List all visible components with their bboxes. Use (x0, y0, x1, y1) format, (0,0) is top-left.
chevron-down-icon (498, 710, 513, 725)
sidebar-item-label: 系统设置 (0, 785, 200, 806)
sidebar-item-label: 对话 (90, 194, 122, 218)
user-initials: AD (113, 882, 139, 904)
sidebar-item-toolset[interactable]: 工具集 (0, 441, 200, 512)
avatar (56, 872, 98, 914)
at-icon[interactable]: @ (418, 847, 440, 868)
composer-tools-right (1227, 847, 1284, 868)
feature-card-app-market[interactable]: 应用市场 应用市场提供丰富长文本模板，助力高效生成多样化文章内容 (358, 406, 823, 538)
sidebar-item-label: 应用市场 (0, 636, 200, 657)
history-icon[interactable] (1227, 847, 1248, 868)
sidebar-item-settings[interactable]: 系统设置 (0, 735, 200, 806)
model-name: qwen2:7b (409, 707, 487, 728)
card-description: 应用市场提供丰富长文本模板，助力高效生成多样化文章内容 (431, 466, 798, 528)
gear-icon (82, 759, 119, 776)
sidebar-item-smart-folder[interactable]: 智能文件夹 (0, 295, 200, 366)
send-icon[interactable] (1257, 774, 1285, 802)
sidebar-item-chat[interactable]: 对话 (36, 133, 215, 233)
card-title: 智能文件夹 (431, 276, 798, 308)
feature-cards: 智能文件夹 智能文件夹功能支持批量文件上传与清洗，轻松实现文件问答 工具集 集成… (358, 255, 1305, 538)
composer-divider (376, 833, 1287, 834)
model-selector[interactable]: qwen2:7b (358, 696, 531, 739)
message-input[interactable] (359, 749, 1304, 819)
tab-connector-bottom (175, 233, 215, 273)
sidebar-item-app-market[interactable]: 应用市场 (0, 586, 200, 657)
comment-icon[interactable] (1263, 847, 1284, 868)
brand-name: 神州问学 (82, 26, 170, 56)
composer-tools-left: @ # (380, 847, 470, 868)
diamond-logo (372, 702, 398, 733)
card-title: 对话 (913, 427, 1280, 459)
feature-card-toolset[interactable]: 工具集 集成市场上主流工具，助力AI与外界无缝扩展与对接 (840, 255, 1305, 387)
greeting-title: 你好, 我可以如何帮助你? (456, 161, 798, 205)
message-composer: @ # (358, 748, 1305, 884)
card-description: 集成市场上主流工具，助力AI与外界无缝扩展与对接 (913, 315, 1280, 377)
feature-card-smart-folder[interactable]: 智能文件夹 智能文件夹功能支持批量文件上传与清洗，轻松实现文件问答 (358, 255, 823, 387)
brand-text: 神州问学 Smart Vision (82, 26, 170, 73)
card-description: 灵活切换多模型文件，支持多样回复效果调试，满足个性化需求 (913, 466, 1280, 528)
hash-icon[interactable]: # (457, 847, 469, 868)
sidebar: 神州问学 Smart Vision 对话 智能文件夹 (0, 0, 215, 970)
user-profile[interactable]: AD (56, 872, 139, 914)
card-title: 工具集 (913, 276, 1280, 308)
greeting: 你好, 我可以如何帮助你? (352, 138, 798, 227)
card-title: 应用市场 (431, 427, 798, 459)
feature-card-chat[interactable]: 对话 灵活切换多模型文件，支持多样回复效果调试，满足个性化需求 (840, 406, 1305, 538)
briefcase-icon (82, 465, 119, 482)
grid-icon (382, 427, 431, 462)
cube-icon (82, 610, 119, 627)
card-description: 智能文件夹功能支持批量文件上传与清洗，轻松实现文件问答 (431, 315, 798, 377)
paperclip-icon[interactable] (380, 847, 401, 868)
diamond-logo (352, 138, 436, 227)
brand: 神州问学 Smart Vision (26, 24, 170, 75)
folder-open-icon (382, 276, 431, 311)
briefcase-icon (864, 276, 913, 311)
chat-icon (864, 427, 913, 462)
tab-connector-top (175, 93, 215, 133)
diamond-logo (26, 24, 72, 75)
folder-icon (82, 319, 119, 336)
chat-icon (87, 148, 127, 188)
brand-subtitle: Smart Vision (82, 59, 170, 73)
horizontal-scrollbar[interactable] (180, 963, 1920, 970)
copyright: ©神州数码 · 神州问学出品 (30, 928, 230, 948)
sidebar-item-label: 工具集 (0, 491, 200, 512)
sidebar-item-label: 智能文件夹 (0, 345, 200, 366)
----
Reproduce the data verbatim, starting at its first line and ending with the line that contains "composer-tools-right (1227, 847, 1284, 868)", including both of those lines.

- [THE SOLUTION]:
List all visible components with their bboxes. Use (x0, y0, x1, y1) format, (0,0) is top-left.
chevron-down-icon (498, 710, 513, 725)
sidebar-item-label: 系统设置 (0, 785, 200, 806)
sidebar-item-label: 对话 (90, 194, 122, 218)
user-initials: AD (113, 882, 139, 904)
sidebar-item-toolset[interactable]: 工具集 (0, 441, 200, 512)
avatar (56, 872, 98, 914)
at-icon[interactable]: @ (418, 847, 440, 868)
composer-tools-right (1227, 847, 1284, 868)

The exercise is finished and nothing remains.